- **Exercise aim**
In the copy, include every entry exactly but none of the pictures.

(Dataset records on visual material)
--

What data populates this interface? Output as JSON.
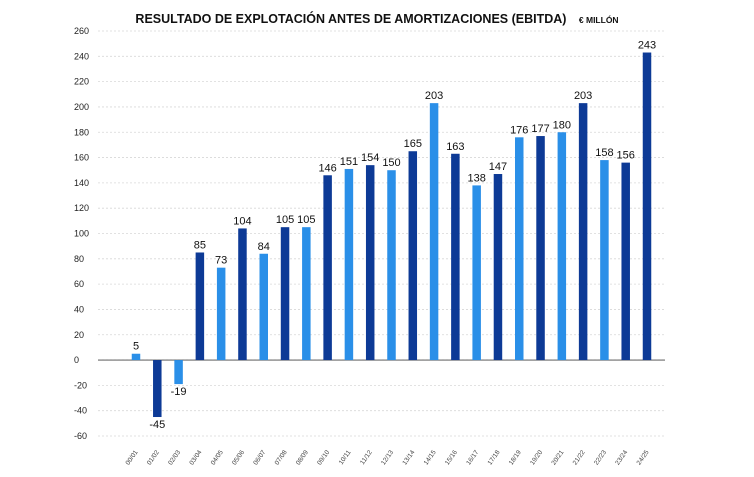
{
  "chart_data": {
    "type": "bar",
    "title": "RESULTADO DE EXPLOTACIÓN ANTES DE AMORTIZACIONES (EBITDA)",
    "unit": "€ MILLÓN",
    "xlabel": "",
    "ylabel": "",
    "ylim": [
      -60,
      260
    ],
    "yticks": [
      260,
      240,
      220,
      200,
      180,
      160,
      140,
      120,
      100,
      80,
      60,
      40,
      20,
      0,
      -20,
      -40,
      -60
    ],
    "ytick_labels": [
      "260",
      "240",
      "220",
      "200",
      "180",
      "160",
      "140",
      "120",
      "100",
      "80",
      "60",
      "40",
      "20",
      "0",
      "-20",
      "-40",
      "-60"
    ],
    "grid": true,
    "categories": [
      "00/01",
      "01/02",
      "02/03",
      "03/04",
      "04/05",
      "05/06",
      "06/07",
      "07/08",
      "08/09",
      "09/10",
      "10/11",
      "11/12",
      "12/13",
      "13/14",
      "14/15",
      "15/16",
      "16/17",
      "17/18",
      "18/19",
      "19/20",
      "20/21",
      "21/22",
      "22/23",
      "23/24",
      "24/25"
    ],
    "values": [
      5,
      -45,
      -19,
      85,
      73,
      104,
      84,
      105,
      105,
      146,
      151,
      154,
      150,
      165,
      203,
      163,
      138,
      147,
      176,
      177,
      180,
      203,
      158,
      156,
      243
    ],
    "data_labels": [
      "5",
      "-45",
      "-19",
      "85",
      "73",
      "104",
      "84",
      "105",
      "105",
      "146",
      "151",
      "154",
      "150",
      "165",
      "203",
      "163",
      "138",
      "147",
      "176",
      "177",
      "180",
      "203",
      "158",
      "156",
      "243"
    ],
    "colors": [
      "#2a8fe8",
      "#0d3a96",
      "#2a8fe8",
      "#0d3a96",
      "#2a8fe8",
      "#0d3a96",
      "#2a8fe8",
      "#0d3a96",
      "#2a8fe8",
      "#0d3a96",
      "#2a8fe8",
      "#0d3a96",
      "#2a8fe8",
      "#0d3a96",
      "#2a8fe8",
      "#0d3a96",
      "#2a8fe8",
      "#0d3a96",
      "#2a8fe8",
      "#0d3a96",
      "#2a8fe8",
      "#0d3a96",
      "#2a8fe8",
      "#0d3a96",
      "#0d3a96"
    ],
    "palette": {
      "dark_blue": "#0d3a96",
      "light_blue": "#2a8fe8",
      "grid": "#d8d8d8",
      "axis": "#444444"
    }
  }
}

--

- **Exercise response**
What data populates this interface? Output as JSON.
{
  "chart_data": {
    "type": "bar",
    "title": "RESULTADO DE EXPLOTACIÓN ANTES DE AMORTIZACIONES (EBITDA)",
    "unit": "€ MILLÓN",
    "xlabel": "",
    "ylabel": "",
    "ylim": [
      -60,
      260
    ],
    "yticks": [
      260,
      240,
      220,
      200,
      180,
      160,
      140,
      120,
      100,
      80,
      60,
      40,
      20,
      0,
      -20,
      -40,
      -60
    ],
    "ytick_labels": [
      "260",
      "240",
      "220",
      "200",
      "180",
      "160",
      "140",
      "120",
      "100",
      "80",
      "60",
      "40",
      "20",
      "0",
      "-20",
      "-40",
      "-60"
    ],
    "grid": true,
    "categories": [
      "00/01",
      "01/02",
      "02/03",
      "03/04",
      "04/05",
      "05/06",
      "06/07",
      "07/08",
      "08/09",
      "09/10",
      "10/11",
      "11/12",
      "12/13",
      "13/14",
      "14/15",
      "15/16",
      "16/17",
      "17/18",
      "18/19",
      "19/20",
      "20/21",
      "21/22",
      "22/23",
      "23/24",
      "24/25"
    ],
    "values": [
      5,
      -45,
      -19,
      85,
      73,
      104,
      84,
      105,
      105,
      146,
      151,
      154,
      150,
      165,
      203,
      163,
      138,
      147,
      176,
      177,
      180,
      203,
      158,
      156,
      243
    ],
    "data_labels": [
      "5",
      "-45",
      "-19",
      "85",
      "73",
      "104",
      "84",
      "105",
      "105",
      "146",
      "151",
      "154",
      "150",
      "165",
      "203",
      "163",
      "138",
      "147",
      "176",
      "177",
      "180",
      "203",
      "158",
      "156",
      "243"
    ],
    "colors": [
      "#2a8fe8",
      "#0d3a96",
      "#2a8fe8",
      "#0d3a96",
      "#2a8fe8",
      "#0d3a96",
      "#2a8fe8",
      "#0d3a96",
      "#2a8fe8",
      "#0d3a96",
      "#2a8fe8",
      "#0d3a96",
      "#2a8fe8",
      "#0d3a96",
      "#2a8fe8",
      "#0d3a96",
      "#2a8fe8",
      "#0d3a96",
      "#2a8fe8",
      "#0d3a96",
      "#2a8fe8",
      "#0d3a96",
      "#2a8fe8",
      "#0d3a96",
      "#0d3a96"
    ],
    "palette": {
      "dark_blue": "#0d3a96",
      "light_blue": "#2a8fe8",
      "grid": "#d8d8d8",
      "axis": "#444444"
    }
  }
}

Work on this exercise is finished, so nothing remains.